Exercise: Copy every record below, exactly as written.

Records for processing:
::::::::::
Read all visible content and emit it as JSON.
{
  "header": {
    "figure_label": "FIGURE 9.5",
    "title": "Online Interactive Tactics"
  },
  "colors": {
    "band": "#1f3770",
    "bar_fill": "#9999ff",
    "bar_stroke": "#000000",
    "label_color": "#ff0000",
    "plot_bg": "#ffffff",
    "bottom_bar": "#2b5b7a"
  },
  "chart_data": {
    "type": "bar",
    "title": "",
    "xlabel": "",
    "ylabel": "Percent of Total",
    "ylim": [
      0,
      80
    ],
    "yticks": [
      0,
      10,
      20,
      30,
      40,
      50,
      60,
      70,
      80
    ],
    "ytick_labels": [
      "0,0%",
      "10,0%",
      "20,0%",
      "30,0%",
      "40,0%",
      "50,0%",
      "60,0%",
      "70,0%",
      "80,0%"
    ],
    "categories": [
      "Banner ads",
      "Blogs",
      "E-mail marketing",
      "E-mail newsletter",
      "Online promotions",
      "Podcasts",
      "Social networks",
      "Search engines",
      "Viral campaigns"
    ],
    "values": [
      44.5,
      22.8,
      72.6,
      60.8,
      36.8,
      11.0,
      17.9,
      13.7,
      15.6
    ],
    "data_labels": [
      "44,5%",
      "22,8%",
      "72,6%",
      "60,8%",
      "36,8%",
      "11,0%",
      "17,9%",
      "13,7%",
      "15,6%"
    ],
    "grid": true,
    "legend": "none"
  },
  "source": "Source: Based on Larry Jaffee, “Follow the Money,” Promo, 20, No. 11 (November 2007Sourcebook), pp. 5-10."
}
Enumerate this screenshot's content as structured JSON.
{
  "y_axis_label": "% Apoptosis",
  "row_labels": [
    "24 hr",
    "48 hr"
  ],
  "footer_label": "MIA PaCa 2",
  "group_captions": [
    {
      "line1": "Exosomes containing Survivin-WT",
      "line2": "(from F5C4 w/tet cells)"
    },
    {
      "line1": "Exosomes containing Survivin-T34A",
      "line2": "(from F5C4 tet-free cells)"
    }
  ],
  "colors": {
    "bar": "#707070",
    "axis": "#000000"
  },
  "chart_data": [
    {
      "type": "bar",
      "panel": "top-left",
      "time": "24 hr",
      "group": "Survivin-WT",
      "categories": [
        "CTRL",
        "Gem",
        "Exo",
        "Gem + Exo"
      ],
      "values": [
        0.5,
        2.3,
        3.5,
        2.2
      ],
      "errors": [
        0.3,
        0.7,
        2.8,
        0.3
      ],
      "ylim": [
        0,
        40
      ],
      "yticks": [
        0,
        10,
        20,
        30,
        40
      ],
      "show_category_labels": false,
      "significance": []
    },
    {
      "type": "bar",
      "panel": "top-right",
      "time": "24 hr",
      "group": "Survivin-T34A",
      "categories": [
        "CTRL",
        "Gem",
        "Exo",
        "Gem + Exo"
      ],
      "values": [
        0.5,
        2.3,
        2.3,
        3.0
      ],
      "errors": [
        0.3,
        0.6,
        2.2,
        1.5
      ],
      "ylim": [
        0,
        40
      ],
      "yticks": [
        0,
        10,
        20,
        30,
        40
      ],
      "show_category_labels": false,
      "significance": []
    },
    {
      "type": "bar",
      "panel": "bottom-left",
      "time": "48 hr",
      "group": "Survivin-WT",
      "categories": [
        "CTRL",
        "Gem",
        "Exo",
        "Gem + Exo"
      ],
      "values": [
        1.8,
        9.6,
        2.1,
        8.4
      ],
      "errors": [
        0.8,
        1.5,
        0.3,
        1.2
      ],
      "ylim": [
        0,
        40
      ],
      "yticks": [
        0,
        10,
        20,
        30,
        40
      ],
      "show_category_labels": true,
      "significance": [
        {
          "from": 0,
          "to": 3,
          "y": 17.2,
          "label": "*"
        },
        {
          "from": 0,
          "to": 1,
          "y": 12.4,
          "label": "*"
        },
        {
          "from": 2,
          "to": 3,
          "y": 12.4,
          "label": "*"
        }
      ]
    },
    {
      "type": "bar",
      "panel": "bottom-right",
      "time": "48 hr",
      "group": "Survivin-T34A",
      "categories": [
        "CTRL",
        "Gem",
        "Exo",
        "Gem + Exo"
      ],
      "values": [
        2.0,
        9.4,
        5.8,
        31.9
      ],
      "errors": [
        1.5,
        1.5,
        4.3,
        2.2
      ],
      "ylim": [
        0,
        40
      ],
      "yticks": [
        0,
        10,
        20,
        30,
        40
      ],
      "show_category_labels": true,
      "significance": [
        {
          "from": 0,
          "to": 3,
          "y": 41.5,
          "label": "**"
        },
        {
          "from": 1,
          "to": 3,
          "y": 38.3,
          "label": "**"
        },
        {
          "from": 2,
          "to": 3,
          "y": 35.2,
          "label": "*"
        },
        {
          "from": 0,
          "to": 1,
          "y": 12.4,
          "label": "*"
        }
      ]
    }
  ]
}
::::::::::
Answer below:
Read all visible content and emit it as JSON.
{
  "header": {
    "figure_label": "FIGURE 9.5",
    "title": "Online Interactive Tactics"
  },
  "colors": {
    "band": "#1f3770",
    "bar_fill": "#9999ff",
    "bar_stroke": "#000000",
    "label_color": "#ff0000",
    "plot_bg": "#ffffff",
    "bottom_bar": "#2b5b7a"
  },
  "chart_data": {
    "type": "bar",
    "title": "",
    "xlabel": "",
    "ylabel": "Percent of Total",
    "ylim": [
      0,
      80
    ],
    "yticks": [
      0,
      10,
      20,
      30,
      40,
      50,
      60,
      70,
      80
    ],
    "ytick_labels": [
      "0,0%",
      "10,0%",
      "20,0%",
      "30,0%",
      "40,0%",
      "50,0%",
      "60,0%",
      "70,0%",
      "80,0%"
    ],
    "categories": [
      "Banner ads",
      "Blogs",
      "E-mail marketing",
      "E-mail newsletter",
      "Online promotions",
      "Podcasts",
      "Social networks",
      "Search engines",
      "Viral campaigns"
    ],
    "values": [
      44.5,
      22.8,
      72.6,
      60.8,
      36.8,
      11.0,
      17.9,
      13.7,
      15.6
    ],
    "data_labels": [
      "44,5%",
      "22,8%",
      "72,6%",
      "60,8%",
      "36,8%",
      "11,0%",
      "17,9%",
      "13,7%",
      "15,6%"
    ],
    "grid": true,
    "legend": "none"
  },
  "source": "Source: Based on Larry Jaffee, “Follow the Money,” Promo, 20, No. 11 (November 2007Sourcebook), pp. 5-10."
}
Enumerate this screenshot's content as structured JSON.
{
  "y_axis_label": "% Apoptosis",
  "row_labels": [
    "24 hr",
    "48 hr"
  ],
  "footer_label": "MIA PaCa 2",
  "group_captions": [
    {
      "line1": "Exosomes containing Survivin-WT",
      "line2": "(from F5C4 w/tet cells)"
    },
    {
      "line1": "Exosomes containing Survivin-T34A",
      "line2": "(from F5C4 tet-free cells)"
    }
  ],
  "colors": {
    "bar": "#707070",
    "axis": "#000000"
  },
  "chart_data": [
    {
      "type": "bar",
      "panel": "top-left",
      "time": "24 hr",
      "group": "Survivin-WT",
      "categories": [
        "CTRL",
        "Gem",
        "Exo",
        "Gem + Exo"
      ],
      "values": [
        0.5,
        2.3,
        3.5,
        2.2
      ],
      "errors": [
        0.3,
        0.7,
        2.8,
        0.3
      ],
      "ylim": [
        0,
        40
      ],
      "yticks": [
        0,
        10,
        20,
        30,
        40
      ],
      "show_category_labels": false,
      "significance": []
    },
    {
      "type": "bar",
      "panel": "top-right",
      "time": "24 hr",
      "group": "Survivin-T34A",
      "categories": [
        "CTRL",
        "Gem",
        "Exo",
        "Gem + Exo"
      ],
      "values": [
        0.5,
        2.3,
        2.3,
        3.0
      ],
      "errors": [
        0.3,
        0.6,
        2.2,
        1.5
      ],
      "ylim": [
        0,
        40
      ],
      "yticks": [
        0,
        10,
        20,
        30,
        40
      ],
      "show_category_labels": false,
      "significance": []
    },
    {
      "type": "bar",
      "panel": "bottom-left",
      "time": "48 hr",
      "group": "Survivin-WT",
      "categories": [
        "CTRL",
        "Gem",
        "Exo",
        "Gem + Exo"
      ],
      "values": [
        1.8,
        9.6,
        2.1,
        8.4
      ],
      "errors": [
        0.8,
        1.5,
        0.3,
        1.2
      ],
      "ylim": [
        0,
        40
      ],
      "yticks": [
        0,
        10,
        20,
        30,
        40
      ],
      "show_category_labels": true,
      "significance": [
        {
          "from": 0,
          "to": 3,
          "y": 17.2,
          "label": "*"
        },
        {
          "from": 0,
          "to": 1,
          "y": 12.4,
          "label": "*"
        },
        {
          "from": 2,
          "to": 3,
          "y": 12.4,
          "label": "*"
        }
      ]
    },
    {
      "type": "bar",
      "panel": "bottom-right",
      "time": "48 hr",
      "group": "Survivin-T34A",
      "categories": [
        "CTRL",
        "Gem",
        "Exo",
        "Gem + Exo"
      ],
      "values": [
        2.0,
        9.4,
        5.8,
        31.9
      ],
      "errors": [
        1.5,
        1.5,
        4.3,
        2.2
      ],
      "ylim": [
        0,
        40
      ],
      "yticks": [
        0,
        10,
        20,
        30,
        40
      ],
      "show_category_labels": true,
      "significance": [
        {
          "from": 0,
          "to": 3,
          "y": 41.5,
          "label": "**"
        },
        {
          "from": 1,
          "to": 3,
          "y": 38.3,
          "label": "**"
        },
        {
          "from": 2,
          "to": 3,
          "y": 35.2,
          "label": "*"
        },
        {
          "from": 0,
          "to": 1,
          "y": 12.4,
          "label": "*"
        }
      ]
    }
  ]
}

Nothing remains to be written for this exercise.